» **Given request**
Give back the entire listing verbatim.

» **Data section**

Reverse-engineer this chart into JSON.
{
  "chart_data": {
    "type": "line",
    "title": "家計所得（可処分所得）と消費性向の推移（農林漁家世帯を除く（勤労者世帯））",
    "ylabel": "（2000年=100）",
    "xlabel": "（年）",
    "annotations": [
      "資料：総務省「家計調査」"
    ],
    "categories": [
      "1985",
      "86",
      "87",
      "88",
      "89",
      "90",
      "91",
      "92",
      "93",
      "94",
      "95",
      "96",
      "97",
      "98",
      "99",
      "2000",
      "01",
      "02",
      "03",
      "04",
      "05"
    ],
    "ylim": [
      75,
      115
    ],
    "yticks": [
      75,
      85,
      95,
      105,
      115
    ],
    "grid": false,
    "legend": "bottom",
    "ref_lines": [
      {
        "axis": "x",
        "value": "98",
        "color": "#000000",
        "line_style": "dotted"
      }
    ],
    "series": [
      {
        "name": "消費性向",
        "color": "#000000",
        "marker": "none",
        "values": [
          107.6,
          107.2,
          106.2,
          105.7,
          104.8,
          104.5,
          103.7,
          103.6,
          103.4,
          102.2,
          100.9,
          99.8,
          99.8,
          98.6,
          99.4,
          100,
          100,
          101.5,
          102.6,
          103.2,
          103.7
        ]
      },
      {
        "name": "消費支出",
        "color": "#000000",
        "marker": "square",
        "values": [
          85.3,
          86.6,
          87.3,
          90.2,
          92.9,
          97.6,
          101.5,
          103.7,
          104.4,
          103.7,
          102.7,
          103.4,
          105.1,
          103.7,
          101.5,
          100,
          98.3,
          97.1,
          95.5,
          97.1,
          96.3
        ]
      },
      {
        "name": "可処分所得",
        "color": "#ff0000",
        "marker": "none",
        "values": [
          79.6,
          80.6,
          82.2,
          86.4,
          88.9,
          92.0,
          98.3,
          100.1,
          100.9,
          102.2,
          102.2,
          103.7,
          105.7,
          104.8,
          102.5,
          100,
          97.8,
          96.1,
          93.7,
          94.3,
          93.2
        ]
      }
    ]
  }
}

» **The response**
Reverse-engineer this chart into JSON.
{
  "chart_data": {
    "type": "line",
    "title": "家計所得（可処分所得）と消費性向の推移（農林漁家世帯を除く（勤労者世帯））",
    "ylabel": "（2000年=100）",
    "xlabel": "（年）",
    "annotations": [
      "資料：総務省「家計調査」"
    ],
    "categories": [
      "1985",
      "86",
      "87",
      "88",
      "89",
      "90",
      "91",
      "92",
      "93",
      "94",
      "95",
      "96",
      "97",
      "98",
      "99",
      "2000",
      "01",
      "02",
      "03",
      "04",
      "05"
    ],
    "ylim": [
      75,
      115
    ],
    "yticks": [
      75,
      85,
      95,
      105,
      115
    ],
    "grid": false,
    "legend": "bottom",
    "ref_lines": [
      {
        "axis": "x",
        "value": "98",
        "color": "#000000",
        "line_style": "dotted"
      }
    ],
    "series": [
      {
        "name": "消費性向",
        "color": "#000000",
        "marker": "none",
        "values": [
          107.6,
          107.2,
          106.2,
          105.7,
          104.8,
          104.5,
          103.7,
          103.6,
          103.4,
          102.2,
          100.9,
          99.8,
          99.8,
          98.6,
          99.4,
          100,
          100,
          101.5,
          102.6,
          103.2,
          103.7
        ]
      },
      {
        "name": "消費支出",
        "color": "#000000",
        "marker": "square",
        "values": [
          85.3,
          86.6,
          87.3,
          90.2,
          92.9,
          97.6,
          101.5,
          103.7,
          104.4,
          103.7,
          102.7,
          103.4,
          105.1,
          103.7,
          101.5,
          100,
          98.3,
          97.1,
          95.5,
          97.1,
          96.3
        ]
      },
      {
        "name": "可処分所得",
        "color": "#ff0000",
        "marker": "none",
        "values": [
          79.6,
          80.6,
          82.2,
          86.4,
          88.9,
          92.0,
          98.3,
          100.1,
          100.9,
          102.2,
          102.2,
          103.7,
          105.7,
          104.8,
          102.5,
          100,
          97.8,
          96.1,
          93.7,
          94.3,
          93.2
        ]
      }
    ]
  }
}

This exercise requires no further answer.